[Data items]
--*--
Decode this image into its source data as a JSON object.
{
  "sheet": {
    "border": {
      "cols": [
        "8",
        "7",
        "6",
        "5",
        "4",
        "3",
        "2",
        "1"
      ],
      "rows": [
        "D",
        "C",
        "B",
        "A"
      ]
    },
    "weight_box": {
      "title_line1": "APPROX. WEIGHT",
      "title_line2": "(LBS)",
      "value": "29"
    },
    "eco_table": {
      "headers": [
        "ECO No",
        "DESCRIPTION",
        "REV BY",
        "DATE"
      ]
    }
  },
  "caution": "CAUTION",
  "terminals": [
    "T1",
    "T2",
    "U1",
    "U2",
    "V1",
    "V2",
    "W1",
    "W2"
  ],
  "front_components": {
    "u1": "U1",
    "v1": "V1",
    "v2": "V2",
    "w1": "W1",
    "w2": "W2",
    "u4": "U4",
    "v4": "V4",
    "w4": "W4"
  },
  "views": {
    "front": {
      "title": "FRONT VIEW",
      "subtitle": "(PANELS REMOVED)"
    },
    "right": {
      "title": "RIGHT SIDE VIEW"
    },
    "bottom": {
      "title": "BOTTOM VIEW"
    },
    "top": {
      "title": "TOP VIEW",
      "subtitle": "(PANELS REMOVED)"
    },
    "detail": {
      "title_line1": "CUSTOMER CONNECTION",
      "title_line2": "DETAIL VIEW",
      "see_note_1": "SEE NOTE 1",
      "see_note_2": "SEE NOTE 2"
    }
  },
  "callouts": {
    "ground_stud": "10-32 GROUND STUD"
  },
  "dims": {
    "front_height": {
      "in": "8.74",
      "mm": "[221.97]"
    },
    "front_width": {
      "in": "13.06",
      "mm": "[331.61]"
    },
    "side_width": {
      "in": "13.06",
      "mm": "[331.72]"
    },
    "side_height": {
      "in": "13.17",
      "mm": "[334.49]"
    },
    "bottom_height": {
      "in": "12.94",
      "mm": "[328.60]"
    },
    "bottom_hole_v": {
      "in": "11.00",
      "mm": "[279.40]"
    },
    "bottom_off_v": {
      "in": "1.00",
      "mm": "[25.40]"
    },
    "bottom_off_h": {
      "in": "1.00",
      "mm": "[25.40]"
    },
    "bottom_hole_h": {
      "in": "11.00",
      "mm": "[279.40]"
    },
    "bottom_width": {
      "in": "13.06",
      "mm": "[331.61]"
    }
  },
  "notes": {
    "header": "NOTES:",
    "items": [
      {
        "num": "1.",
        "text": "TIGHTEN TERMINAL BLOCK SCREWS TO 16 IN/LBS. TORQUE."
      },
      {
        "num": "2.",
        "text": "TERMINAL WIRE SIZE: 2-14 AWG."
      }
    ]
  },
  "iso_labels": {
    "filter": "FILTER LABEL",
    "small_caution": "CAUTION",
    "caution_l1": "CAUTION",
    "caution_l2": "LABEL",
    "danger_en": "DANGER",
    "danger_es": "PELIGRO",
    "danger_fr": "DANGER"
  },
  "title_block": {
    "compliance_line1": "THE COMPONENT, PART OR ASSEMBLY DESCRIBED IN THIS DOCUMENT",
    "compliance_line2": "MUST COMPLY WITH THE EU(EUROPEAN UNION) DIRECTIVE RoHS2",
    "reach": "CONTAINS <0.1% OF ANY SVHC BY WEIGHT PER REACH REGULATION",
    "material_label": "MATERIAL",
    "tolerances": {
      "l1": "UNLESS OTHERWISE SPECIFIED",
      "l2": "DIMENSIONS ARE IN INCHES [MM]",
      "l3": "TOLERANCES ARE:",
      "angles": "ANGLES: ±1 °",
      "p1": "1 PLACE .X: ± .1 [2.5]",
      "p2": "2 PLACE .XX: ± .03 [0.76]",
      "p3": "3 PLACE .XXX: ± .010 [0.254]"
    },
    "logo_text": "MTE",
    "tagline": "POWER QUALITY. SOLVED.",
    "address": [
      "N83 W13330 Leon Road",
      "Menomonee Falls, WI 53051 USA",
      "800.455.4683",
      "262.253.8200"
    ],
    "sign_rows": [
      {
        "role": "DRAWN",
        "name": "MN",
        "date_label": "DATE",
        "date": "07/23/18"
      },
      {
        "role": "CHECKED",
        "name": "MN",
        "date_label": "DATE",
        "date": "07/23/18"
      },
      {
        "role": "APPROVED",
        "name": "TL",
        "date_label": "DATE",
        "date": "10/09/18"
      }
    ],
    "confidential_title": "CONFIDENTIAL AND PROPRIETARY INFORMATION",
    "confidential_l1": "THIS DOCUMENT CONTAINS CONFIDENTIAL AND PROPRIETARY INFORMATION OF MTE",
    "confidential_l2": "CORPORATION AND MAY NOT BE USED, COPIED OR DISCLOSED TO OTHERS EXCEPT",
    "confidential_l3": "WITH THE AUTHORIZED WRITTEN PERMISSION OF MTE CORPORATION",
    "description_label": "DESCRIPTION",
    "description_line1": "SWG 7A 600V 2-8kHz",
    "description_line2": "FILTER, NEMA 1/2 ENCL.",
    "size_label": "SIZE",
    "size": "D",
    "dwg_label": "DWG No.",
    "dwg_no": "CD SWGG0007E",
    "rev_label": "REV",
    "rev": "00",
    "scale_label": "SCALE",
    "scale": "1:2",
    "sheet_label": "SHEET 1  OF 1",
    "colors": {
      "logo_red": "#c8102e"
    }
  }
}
--*--
_Task goal:_ Every line above needs to be retyped exactly.

_Task result:_
Decode this image into its source data as a JSON object.
{
  "sheet": {
    "border": {
      "cols": [
        "8",
        "7",
        "6",
        "5",
        "4",
        "3",
        "2",
        "1"
      ],
      "rows": [
        "D",
        "C",
        "B",
        "A"
      ]
    },
    "weight_box": {
      "title_line1": "APPROX. WEIGHT",
      "title_line2": "(LBS)",
      "value": "29"
    },
    "eco_table": {
      "headers": [
        "ECO No",
        "DESCRIPTION",
        "REV BY",
        "DATE"
      ]
    }
  },
  "caution": "CAUTION",
  "terminals": [
    "T1",
    "T2",
    "U1",
    "U2",
    "V1",
    "V2",
    "W1",
    "W2"
  ],
  "front_components": {
    "u1": "U1",
    "v1": "V1",
    "v2": "V2",
    "w1": "W1",
    "w2": "W2",
    "u4": "U4",
    "v4": "V4",
    "w4": "W4"
  },
  "views": {
    "front": {
      "title": "FRONT VIEW",
      "subtitle": "(PANELS REMOVED)"
    },
    "right": {
      "title": "RIGHT SIDE VIEW"
    },
    "bottom": {
      "title": "BOTTOM VIEW"
    },
    "top": {
      "title": "TOP VIEW",
      "subtitle": "(PANELS REMOVED)"
    },
    "detail": {
      "title_line1": "CUSTOMER CONNECTION",
      "title_line2": "DETAIL VIEW",
      "see_note_1": "SEE NOTE 1",
      "see_note_2": "SEE NOTE 2"
    }
  },
  "callouts": {
    "ground_stud": "10-32 GROUND STUD"
  },
  "dims": {
    "front_height": {
      "in": "8.74",
      "mm": "[221.97]"
    },
    "front_width": {
      "in": "13.06",
      "mm": "[331.61]"
    },
    "side_width": {
      "in": "13.06",
      "mm": "[331.72]"
    },
    "side_height": {
      "in": "13.17",
      "mm": "[334.49]"
    },
    "bottom_height": {
      "in": "12.94",
      "mm": "[328.60]"
    },
    "bottom_hole_v": {
      "in": "11.00",
      "mm": "[279.40]"
    },
    "bottom_off_v": {
      "in": "1.00",
      "mm": "[25.40]"
    },
    "bottom_off_h": {
      "in": "1.00",
      "mm": "[25.40]"
    },
    "bottom_hole_h": {
      "in": "11.00",
      "mm": "[279.40]"
    },
    "bottom_width": {
      "in": "13.06",
      "mm": "[331.61]"
    }
  },
  "notes": {
    "header": "NOTES:",
    "items": [
      {
        "num": "1.",
        "text": "TIGHTEN TERMINAL BLOCK SCREWS TO 16 IN/LBS. TORQUE."
      },
      {
        "num": "2.",
        "text": "TERMINAL WIRE SIZE: 2-14 AWG."
      }
    ]
  },
  "iso_labels": {
    "filter": "FILTER LABEL",
    "small_caution": "CAUTION",
    "caution_l1": "CAUTION",
    "caution_l2": "LABEL",
    "danger_en": "DANGER",
    "danger_es": "PELIGRO",
    "danger_fr": "DANGER"
  },
  "title_block": {
    "compliance_line1": "THE COMPONENT, PART OR ASSEMBLY DESCRIBED IN THIS DOCUMENT",
    "compliance_line2": "MUST COMPLY WITH THE EU(EUROPEAN UNION) DIRECTIVE RoHS2",
    "reach": "CONTAINS <0.1% OF ANY SVHC BY WEIGHT PER REACH REGULATION",
    "material_label": "MATERIAL",
    "tolerances": {
      "l1": "UNLESS OTHERWISE SPECIFIED",
      "l2": "DIMENSIONS ARE IN INCHES [MM]",
      "l3": "TOLERANCES ARE:",
      "angles": "ANGLES: ±1 °",
      "p1": "1 PLACE .X: ± .1 [2.5]",
      "p2": "2 PLACE .XX: ± .03 [0.76]",
      "p3": "3 PLACE .XXX: ± .010 [0.254]"
    },
    "logo_text": "MTE",
    "tagline": "POWER QUALITY. SOLVED.",
    "address": [
      "N83 W13330 Leon Road",
      "Menomonee Falls, WI 53051 USA",
      "800.455.4683",
      "262.253.8200"
    ],
    "sign_rows": [
      {
        "role": "DRAWN",
        "name": "MN",
        "date_label": "DATE",
        "date": "07/23/18"
      },
      {
        "role": "CHECKED",
        "name": "MN",
        "date_label": "DATE",
        "date": "07/23/18"
      },
      {
        "role": "APPROVED",
        "name": "TL",
        "date_label": "DATE",
        "date": "10/09/18"
      }
    ],
    "confidential_title": "CONFIDENTIAL AND PROPRIETARY INFORMATION",
    "confidential_l1": "THIS DOCUMENT CONTAINS CONFIDENTIAL AND PROPRIETARY INFORMATION OF MTE",
    "confidential_l2": "CORPORATION AND MAY NOT BE USED, COPIED OR DISCLOSED TO OTHERS EXCEPT",
    "confidential_l3": "WITH THE AUTHORIZED WRITTEN PERMISSION OF MTE CORPORATION",
    "description_label": "DESCRIPTION",
    "description_line1": "SWG 7A 600V 2-8kHz",
    "description_line2": "FILTER, NEMA 1/2 ENCL.",
    "size_label": "SIZE",
    "size": "D",
    "dwg_label": "DWG No.",
    "dwg_no": "CD SWGG0007E",
    "rev_label": "REV",
    "rev": "00",
    "scale_label": "SCALE",
    "scale": "1:2",
    "sheet_label": "SHEET 1  OF 1",
    "colors": {
      "logo_red": "#c8102e"
    }
  }
}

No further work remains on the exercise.